Set exercise: All of the material below is to be returned exactly.

Extracted data entries:
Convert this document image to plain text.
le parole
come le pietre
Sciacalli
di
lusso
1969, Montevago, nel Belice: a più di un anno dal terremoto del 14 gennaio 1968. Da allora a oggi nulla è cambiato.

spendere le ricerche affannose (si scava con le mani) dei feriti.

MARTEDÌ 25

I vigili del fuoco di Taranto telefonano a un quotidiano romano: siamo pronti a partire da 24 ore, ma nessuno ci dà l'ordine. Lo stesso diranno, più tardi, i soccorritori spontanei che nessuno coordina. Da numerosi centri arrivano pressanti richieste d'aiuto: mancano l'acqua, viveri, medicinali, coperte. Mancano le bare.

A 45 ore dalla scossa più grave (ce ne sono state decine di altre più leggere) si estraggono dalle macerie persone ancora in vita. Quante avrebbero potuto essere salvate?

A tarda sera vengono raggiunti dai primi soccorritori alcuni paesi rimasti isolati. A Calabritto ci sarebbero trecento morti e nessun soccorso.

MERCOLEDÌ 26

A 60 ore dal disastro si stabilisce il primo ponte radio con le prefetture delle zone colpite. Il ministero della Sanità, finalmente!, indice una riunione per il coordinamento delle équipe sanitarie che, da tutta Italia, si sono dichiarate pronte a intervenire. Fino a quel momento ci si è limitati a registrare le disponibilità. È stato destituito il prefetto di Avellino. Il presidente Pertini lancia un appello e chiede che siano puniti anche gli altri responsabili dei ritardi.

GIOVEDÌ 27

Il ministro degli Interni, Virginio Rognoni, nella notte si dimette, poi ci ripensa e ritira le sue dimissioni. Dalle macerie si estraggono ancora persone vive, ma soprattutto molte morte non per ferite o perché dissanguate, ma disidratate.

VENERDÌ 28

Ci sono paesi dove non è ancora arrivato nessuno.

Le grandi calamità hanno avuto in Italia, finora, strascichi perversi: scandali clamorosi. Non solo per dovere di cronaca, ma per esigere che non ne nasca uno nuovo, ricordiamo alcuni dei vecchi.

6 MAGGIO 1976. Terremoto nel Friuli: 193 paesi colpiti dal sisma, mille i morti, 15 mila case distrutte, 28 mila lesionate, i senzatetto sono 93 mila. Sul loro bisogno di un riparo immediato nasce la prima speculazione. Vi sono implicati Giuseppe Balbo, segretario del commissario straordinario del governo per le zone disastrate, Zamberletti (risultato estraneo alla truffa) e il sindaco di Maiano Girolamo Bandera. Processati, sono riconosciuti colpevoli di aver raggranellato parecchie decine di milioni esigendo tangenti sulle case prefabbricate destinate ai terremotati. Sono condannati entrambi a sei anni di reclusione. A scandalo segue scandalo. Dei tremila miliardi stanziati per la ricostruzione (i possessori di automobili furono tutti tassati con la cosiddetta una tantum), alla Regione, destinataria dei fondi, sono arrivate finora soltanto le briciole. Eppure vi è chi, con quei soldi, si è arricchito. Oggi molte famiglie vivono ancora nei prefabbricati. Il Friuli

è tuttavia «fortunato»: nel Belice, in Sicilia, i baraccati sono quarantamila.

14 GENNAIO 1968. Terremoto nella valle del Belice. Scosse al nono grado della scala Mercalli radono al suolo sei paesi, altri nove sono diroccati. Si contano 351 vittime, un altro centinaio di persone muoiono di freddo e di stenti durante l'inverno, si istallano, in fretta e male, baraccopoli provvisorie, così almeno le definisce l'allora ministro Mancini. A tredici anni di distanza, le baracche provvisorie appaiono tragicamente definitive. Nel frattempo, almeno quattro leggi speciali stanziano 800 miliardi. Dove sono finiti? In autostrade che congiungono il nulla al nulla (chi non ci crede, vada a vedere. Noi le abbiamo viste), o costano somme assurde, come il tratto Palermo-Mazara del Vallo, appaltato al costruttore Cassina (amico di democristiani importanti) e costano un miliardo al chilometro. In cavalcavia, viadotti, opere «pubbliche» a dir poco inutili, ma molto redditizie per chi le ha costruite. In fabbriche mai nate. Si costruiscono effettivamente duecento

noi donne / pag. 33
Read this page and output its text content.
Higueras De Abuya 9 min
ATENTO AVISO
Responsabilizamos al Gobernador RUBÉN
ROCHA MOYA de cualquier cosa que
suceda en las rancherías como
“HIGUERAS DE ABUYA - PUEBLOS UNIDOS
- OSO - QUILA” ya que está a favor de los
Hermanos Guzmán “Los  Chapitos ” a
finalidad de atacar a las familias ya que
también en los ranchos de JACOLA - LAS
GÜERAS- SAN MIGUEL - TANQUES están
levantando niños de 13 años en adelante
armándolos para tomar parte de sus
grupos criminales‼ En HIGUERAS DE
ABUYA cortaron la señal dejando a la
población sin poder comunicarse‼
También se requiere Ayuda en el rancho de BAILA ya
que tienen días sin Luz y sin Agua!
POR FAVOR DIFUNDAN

Result below:
Convert this document image to plain text.
le parole
come le pietre
Sciacalli
di
lusso
1969, Montevago, nel Belice: a più di un anno dal terremoto del 14 gennaio 1968. Da allora a oggi nulla è cambiato.

spendere le ricerche affannose (si scava con le mani) dei feriti.

MARTEDÌ 25

I vigili del fuoco di Taranto telefonano a un quotidiano romano: siamo pronti a partire da 24 ore, ma nessuno ci dà l'ordine. Lo stesso diranno, più tardi, i soccorritori spontanei che nessuno coordina. Da numerosi centri arrivano pressanti richieste d'aiuto: mancano l'acqua, viveri, medicinali, coperte. Mancano le bare.

A 45 ore dalla scossa più grave (ce ne sono state decine di altre più leggere) si estraggono dalle macerie persone ancora in vita. Quante avrebbero potuto essere salvate?

A tarda sera vengono raggiunti dai primi soccorritori alcuni paesi rimasti isolati. A Calabritto ci sarebbero trecento morti e nessun soccorso.

MERCOLEDÌ 26

A 60 ore dal disastro si stabilisce il primo ponte radio con le prefetture delle zone colpite. Il ministero della Sanità, finalmente!, indice una riunione per il coordinamento delle équipe sanitarie che, da tutta Italia, si sono dichiarate pronte a intervenire. Fino a quel momento ci si è limitati a registrare le disponibilità. È stato destituito il prefetto di Avellino. Il presidente Pertini lancia un appello e chiede che siano puniti anche gli altri responsabili dei ritardi.

GIOVEDÌ 27

Il ministro degli Interni, Virginio Rognoni, nella notte si dimette, poi ci ripensa e ritira le sue dimissioni. Dalle macerie si estraggono ancora persone vive, ma soprattutto molte morte non per ferite o perché dissanguate, ma disidratate.

VENERDÌ 28

Ci sono paesi dove non è ancora arrivato nessuno.

Le grandi calamità hanno avuto in Italia, finora, strascichi perversi: scandali clamorosi. Non solo per dovere di cronaca, ma per esigere che non ne nasca uno nuovo, ricordiamo alcuni dei vecchi.

6 MAGGIO 1976. Terremoto nel Friuli: 193 paesi colpiti dal sisma, mille i morti, 15 mila case distrutte, 28 mila lesionate, i senzatetto sono 93 mila. Sul loro bisogno di un riparo immediato nasce la prima speculazione. Vi sono implicati Giuseppe Balbo, segretario del commissario straordinario del governo per le zone disastrate, Zamberletti (risultato estraneo alla truffa) e il sindaco di Maiano Girolamo Bandera. Processati, sono riconosciuti colpevoli di aver raggranellato parecchie decine di milioni esigendo tangenti sulle case prefabbricate destinate ai terremotati. Sono condannati entrambi a sei anni di reclusione. A scandalo segue scandalo. Dei tremila miliardi stanziati per la ricostruzione (i possessori di automobili furono tutti tassati con la cosiddetta una tantum), alla Regione, destinataria dei fondi, sono arrivate finora soltanto le briciole. Eppure vi è chi, con quei soldi, si è arricchito. Oggi molte famiglie vivono ancora nei prefabbricati. Il Friuli

è tuttavia «fortunato»: nel Belice, in Sicilia, i baraccati sono quarantamila.

14 GENNAIO 1968. Terremoto nella valle del Belice. Scosse al nono grado della scala Mercalli radono al suolo sei paesi, altri nove sono diroccati. Si contano 351 vittime, un altro centinaio di persone muoiono di freddo e di stenti durante l'inverno, si istallano, in fretta e male, baraccopoli provvisorie, così almeno le definisce l'allora ministro Mancini. A tredici anni di distanza, le baracche provvisorie appaiono tragicamente definitive. Nel frattempo, almeno quattro leggi speciali stanziano 800 miliardi. Dove sono finiti? In autostrade che congiungono il nulla al nulla (chi non ci crede, vada a vedere. Noi le abbiamo viste), o costano somme assurde, come il tratto Palermo-Mazara del Vallo, appaltato al costruttore Cassina (amico di democristiani importanti) e costano un miliardo al chilometro. In cavalcavia, viadotti, opere «pubbliche» a dir poco inutili, ma molto redditizie per chi le ha costruite. In fabbriche mai nate. Si costruiscono effettivamente duecento

noi donne / pag. 33
Read this page and output its text content.
Higueras De Abuya 9 min
ATENTO AVISO
Responsabilizamos al Gobernador RUBÉN
ROCHA MOYA de cualquier cosa que
suceda en las rancherías como
“HIGUERAS DE ABUYA - PUEBLOS UNIDOS
- OSO - QUILA” ya que está a favor de los
Hermanos Guzmán “Los  Chapitos ” a
finalidad de atacar a las familias ya que
también en los ranchos de JACOLA - LAS
GÜERAS- SAN MIGUEL - TANQUES están
levantando niños de 13 años en adelante
armándolos para tomar parte de sus
grupos criminales‼ En HIGUERAS DE
ABUYA cortaron la señal dejando a la
población sin poder comunicarse‼
También se requiere Ayuda en el rancho de BAILA ya
que tienen días sin Luz y sin Agua!
POR FAVOR DIFUNDAN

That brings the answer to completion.